Goal:
Emit the data below verbatim, stripping out any pictures.

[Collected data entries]
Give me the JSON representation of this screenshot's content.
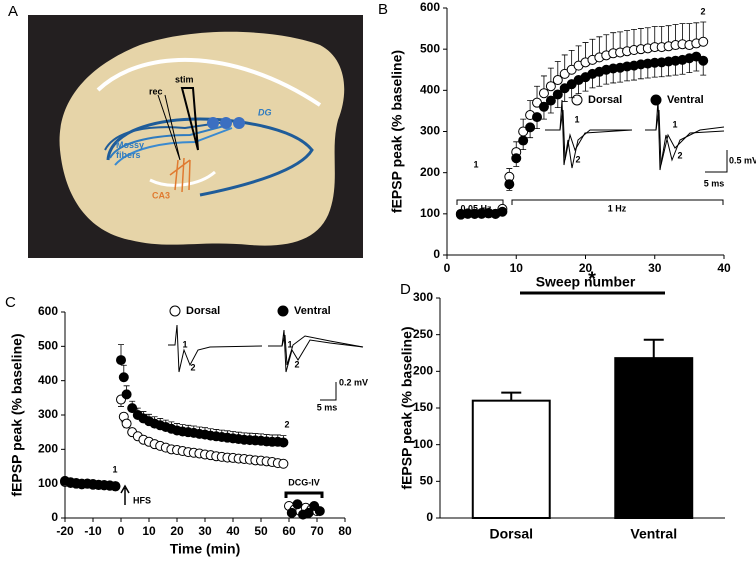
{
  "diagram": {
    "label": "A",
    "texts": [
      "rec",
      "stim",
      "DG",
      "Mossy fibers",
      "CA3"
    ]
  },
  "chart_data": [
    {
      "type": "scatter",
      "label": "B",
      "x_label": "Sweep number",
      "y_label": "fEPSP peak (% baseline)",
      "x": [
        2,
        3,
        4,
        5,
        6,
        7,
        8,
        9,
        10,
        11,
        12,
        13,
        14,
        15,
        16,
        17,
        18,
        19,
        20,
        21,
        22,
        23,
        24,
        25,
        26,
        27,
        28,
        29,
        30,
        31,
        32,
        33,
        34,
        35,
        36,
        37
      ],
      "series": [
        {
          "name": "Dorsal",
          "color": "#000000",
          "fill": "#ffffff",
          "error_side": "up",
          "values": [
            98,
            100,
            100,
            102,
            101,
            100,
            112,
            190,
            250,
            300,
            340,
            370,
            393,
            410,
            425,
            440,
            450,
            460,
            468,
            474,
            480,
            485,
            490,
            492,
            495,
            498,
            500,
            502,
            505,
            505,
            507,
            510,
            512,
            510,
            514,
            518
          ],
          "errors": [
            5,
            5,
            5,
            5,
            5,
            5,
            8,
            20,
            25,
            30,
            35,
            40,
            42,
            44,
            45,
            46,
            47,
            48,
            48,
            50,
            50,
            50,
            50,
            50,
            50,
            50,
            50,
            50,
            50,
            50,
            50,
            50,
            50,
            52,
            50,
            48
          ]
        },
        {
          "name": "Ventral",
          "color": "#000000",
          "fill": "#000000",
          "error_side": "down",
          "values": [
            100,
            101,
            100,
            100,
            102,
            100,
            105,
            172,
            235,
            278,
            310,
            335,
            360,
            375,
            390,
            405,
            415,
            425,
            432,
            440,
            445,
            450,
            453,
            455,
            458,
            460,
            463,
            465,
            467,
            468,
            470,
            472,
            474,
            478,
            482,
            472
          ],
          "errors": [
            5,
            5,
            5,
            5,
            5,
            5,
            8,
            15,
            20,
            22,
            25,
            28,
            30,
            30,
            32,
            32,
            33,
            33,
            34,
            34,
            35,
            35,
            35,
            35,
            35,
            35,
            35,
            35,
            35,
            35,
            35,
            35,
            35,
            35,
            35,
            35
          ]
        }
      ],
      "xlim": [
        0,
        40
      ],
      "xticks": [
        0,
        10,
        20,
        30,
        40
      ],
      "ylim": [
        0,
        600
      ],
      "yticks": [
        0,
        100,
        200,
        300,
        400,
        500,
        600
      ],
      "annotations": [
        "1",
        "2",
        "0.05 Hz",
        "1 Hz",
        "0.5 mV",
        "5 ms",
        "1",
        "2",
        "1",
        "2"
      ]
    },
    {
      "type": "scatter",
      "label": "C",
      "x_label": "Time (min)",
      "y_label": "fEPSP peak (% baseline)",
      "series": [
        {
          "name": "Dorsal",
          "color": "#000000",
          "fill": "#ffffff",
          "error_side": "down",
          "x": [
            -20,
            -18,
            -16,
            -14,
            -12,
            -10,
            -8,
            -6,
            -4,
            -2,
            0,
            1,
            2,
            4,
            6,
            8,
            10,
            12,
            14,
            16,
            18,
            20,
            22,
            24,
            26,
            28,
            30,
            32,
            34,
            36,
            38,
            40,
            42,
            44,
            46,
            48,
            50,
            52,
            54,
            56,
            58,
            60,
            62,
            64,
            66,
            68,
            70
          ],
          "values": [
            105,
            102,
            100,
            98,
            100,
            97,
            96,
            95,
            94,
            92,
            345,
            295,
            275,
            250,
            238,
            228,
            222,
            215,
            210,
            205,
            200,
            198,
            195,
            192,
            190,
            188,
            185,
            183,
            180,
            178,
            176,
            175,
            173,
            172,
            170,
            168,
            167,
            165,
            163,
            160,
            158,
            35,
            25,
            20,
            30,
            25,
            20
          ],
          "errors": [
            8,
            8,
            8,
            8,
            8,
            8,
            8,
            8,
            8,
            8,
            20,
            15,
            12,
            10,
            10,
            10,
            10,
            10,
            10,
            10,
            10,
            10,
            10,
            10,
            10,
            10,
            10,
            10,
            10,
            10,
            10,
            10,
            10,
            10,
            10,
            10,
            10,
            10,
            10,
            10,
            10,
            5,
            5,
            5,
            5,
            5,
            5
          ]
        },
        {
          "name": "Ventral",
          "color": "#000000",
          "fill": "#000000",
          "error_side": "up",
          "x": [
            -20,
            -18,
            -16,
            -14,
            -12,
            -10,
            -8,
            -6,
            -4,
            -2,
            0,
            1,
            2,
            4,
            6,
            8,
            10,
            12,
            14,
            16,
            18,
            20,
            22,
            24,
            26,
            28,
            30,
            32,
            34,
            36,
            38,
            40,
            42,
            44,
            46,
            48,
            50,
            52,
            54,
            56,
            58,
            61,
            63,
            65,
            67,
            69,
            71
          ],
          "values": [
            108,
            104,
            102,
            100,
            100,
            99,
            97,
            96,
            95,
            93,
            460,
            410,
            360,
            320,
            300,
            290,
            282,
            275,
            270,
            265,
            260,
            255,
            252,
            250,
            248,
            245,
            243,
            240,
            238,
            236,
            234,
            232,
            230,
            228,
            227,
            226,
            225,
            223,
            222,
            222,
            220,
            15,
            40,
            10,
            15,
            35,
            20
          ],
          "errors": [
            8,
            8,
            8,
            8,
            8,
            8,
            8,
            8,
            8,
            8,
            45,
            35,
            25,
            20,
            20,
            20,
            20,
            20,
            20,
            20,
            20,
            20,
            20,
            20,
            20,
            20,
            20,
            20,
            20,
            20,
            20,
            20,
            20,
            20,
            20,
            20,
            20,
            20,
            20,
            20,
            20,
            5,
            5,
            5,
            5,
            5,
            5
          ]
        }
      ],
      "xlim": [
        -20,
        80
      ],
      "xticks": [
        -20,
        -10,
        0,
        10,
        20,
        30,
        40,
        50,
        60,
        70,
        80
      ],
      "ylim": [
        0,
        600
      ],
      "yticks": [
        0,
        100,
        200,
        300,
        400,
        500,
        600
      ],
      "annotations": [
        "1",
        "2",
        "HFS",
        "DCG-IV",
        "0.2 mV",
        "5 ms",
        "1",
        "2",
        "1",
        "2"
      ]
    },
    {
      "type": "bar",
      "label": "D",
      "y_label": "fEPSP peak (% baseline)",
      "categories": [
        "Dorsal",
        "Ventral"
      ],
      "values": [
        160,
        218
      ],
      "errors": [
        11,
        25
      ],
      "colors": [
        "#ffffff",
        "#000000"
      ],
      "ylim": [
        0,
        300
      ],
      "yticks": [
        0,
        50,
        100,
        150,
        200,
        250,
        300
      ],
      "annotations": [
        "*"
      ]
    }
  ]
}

Solution to the exercise:
Give me the JSON representation of this screenshot's content.
{
  "diagram": {
    "label": "A",
    "texts": [
      "rec",
      "stim",
      "DG",
      "Mossy fibers",
      "CA3"
    ]
  },
  "chart_data": [
    {
      "type": "scatter",
      "label": "B",
      "x_label": "Sweep number",
      "y_label": "fEPSP peak (% baseline)",
      "x": [
        2,
        3,
        4,
        5,
        6,
        7,
        8,
        9,
        10,
        11,
        12,
        13,
        14,
        15,
        16,
        17,
        18,
        19,
        20,
        21,
        22,
        23,
        24,
        25,
        26,
        27,
        28,
        29,
        30,
        31,
        32,
        33,
        34,
        35,
        36,
        37
      ],
      "series": [
        {
          "name": "Dorsal",
          "color": "#000000",
          "fill": "#ffffff",
          "error_side": "up",
          "values": [
            98,
            100,
            100,
            102,
            101,
            100,
            112,
            190,
            250,
            300,
            340,
            370,
            393,
            410,
            425,
            440,
            450,
            460,
            468,
            474,
            480,
            485,
            490,
            492,
            495,
            498,
            500,
            502,
            505,
            505,
            507,
            510,
            512,
            510,
            514,
            518
          ],
          "errors": [
            5,
            5,
            5,
            5,
            5,
            5,
            8,
            20,
            25,
            30,
            35,
            40,
            42,
            44,
            45,
            46,
            47,
            48,
            48,
            50,
            50,
            50,
            50,
            50,
            50,
            50,
            50,
            50,
            50,
            50,
            50,
            50,
            50,
            52,
            50,
            48
          ]
        },
        {
          "name": "Ventral",
          "color": "#000000",
          "fill": "#000000",
          "error_side": "down",
          "values": [
            100,
            101,
            100,
            100,
            102,
            100,
            105,
            172,
            235,
            278,
            310,
            335,
            360,
            375,
            390,
            405,
            415,
            425,
            432,
            440,
            445,
            450,
            453,
            455,
            458,
            460,
            463,
            465,
            467,
            468,
            470,
            472,
            474,
            478,
            482,
            472
          ],
          "errors": [
            5,
            5,
            5,
            5,
            5,
            5,
            8,
            15,
            20,
            22,
            25,
            28,
            30,
            30,
            32,
            32,
            33,
            33,
            34,
            34,
            35,
            35,
            35,
            35,
            35,
            35,
            35,
            35,
            35,
            35,
            35,
            35,
            35,
            35,
            35,
            35
          ]
        }
      ],
      "xlim": [
        0,
        40
      ],
      "xticks": [
        0,
        10,
        20,
        30,
        40
      ],
      "ylim": [
        0,
        600
      ],
      "yticks": [
        0,
        100,
        200,
        300,
        400,
        500,
        600
      ],
      "annotations": [
        "1",
        "2",
        "0.05 Hz",
        "1 Hz",
        "0.5 mV",
        "5 ms",
        "1",
        "2",
        "1",
        "2"
      ]
    },
    {
      "type": "scatter",
      "label": "C",
      "x_label": "Time (min)",
      "y_label": "fEPSP peak (% baseline)",
      "series": [
        {
          "name": "Dorsal",
          "color": "#000000",
          "fill": "#ffffff",
          "error_side": "down",
          "x": [
            -20,
            -18,
            -16,
            -14,
            -12,
            -10,
            -8,
            -6,
            -4,
            -2,
            0,
            1,
            2,
            4,
            6,
            8,
            10,
            12,
            14,
            16,
            18,
            20,
            22,
            24,
            26,
            28,
            30,
            32,
            34,
            36,
            38,
            40,
            42,
            44,
            46,
            48,
            50,
            52,
            54,
            56,
            58,
            60,
            62,
            64,
            66,
            68,
            70
          ],
          "values": [
            105,
            102,
            100,
            98,
            100,
            97,
            96,
            95,
            94,
            92,
            345,
            295,
            275,
            250,
            238,
            228,
            222,
            215,
            210,
            205,
            200,
            198,
            195,
            192,
            190,
            188,
            185,
            183,
            180,
            178,
            176,
            175,
            173,
            172,
            170,
            168,
            167,
            165,
            163,
            160,
            158,
            35,
            25,
            20,
            30,
            25,
            20
          ],
          "errors": [
            8,
            8,
            8,
            8,
            8,
            8,
            8,
            8,
            8,
            8,
            20,
            15,
            12,
            10,
            10,
            10,
            10,
            10,
            10,
            10,
            10,
            10,
            10,
            10,
            10,
            10,
            10,
            10,
            10,
            10,
            10,
            10,
            10,
            10,
            10,
            10,
            10,
            10,
            10,
            10,
            10,
            5,
            5,
            5,
            5,
            5,
            5
          ]
        },
        {
          "name": "Ventral",
          "color": "#000000",
          "fill": "#000000",
          "error_side": "up",
          "x": [
            -20,
            -18,
            -16,
            -14,
            -12,
            -10,
            -8,
            -6,
            -4,
            -2,
            0,
            1,
            2,
            4,
            6,
            8,
            10,
            12,
            14,
            16,
            18,
            20,
            22,
            24,
            26,
            28,
            30,
            32,
            34,
            36,
            38,
            40,
            42,
            44,
            46,
            48,
            50,
            52,
            54,
            56,
            58,
            61,
            63,
            65,
            67,
            69,
            71
          ],
          "values": [
            108,
            104,
            102,
            100,
            100,
            99,
            97,
            96,
            95,
            93,
            460,
            410,
            360,
            320,
            300,
            290,
            282,
            275,
            270,
            265,
            260,
            255,
            252,
            250,
            248,
            245,
            243,
            240,
            238,
            236,
            234,
            232,
            230,
            228,
            227,
            226,
            225,
            223,
            222,
            222,
            220,
            15,
            40,
            10,
            15,
            35,
            20
          ],
          "errors": [
            8,
            8,
            8,
            8,
            8,
            8,
            8,
            8,
            8,
            8,
            45,
            35,
            25,
            20,
            20,
            20,
            20,
            20,
            20,
            20,
            20,
            20,
            20,
            20,
            20,
            20,
            20,
            20,
            20,
            20,
            20,
            20,
            20,
            20,
            20,
            20,
            20,
            20,
            20,
            20,
            20,
            5,
            5,
            5,
            5,
            5,
            5
          ]
        }
      ],
      "xlim": [
        -20,
        80
      ],
      "xticks": [
        -20,
        -10,
        0,
        10,
        20,
        30,
        40,
        50,
        60,
        70,
        80
      ],
      "ylim": [
        0,
        600
      ],
      "yticks": [
        0,
        100,
        200,
        300,
        400,
        500,
        600
      ],
      "annotations": [
        "1",
        "2",
        "HFS",
        "DCG-IV",
        "0.2 mV",
        "5 ms",
        "1",
        "2",
        "1",
        "2"
      ]
    },
    {
      "type": "bar",
      "label": "D",
      "y_label": "fEPSP peak (% baseline)",
      "categories": [
        "Dorsal",
        "Ventral"
      ],
      "values": [
        160,
        218
      ],
      "errors": [
        11,
        25
      ],
      "colors": [
        "#ffffff",
        "#000000"
      ],
      "ylim": [
        0,
        300
      ],
      "yticks": [
        0,
        50,
        100,
        150,
        200,
        250,
        300
      ],
      "annotations": [
        "*"
      ]
    }
  ]
}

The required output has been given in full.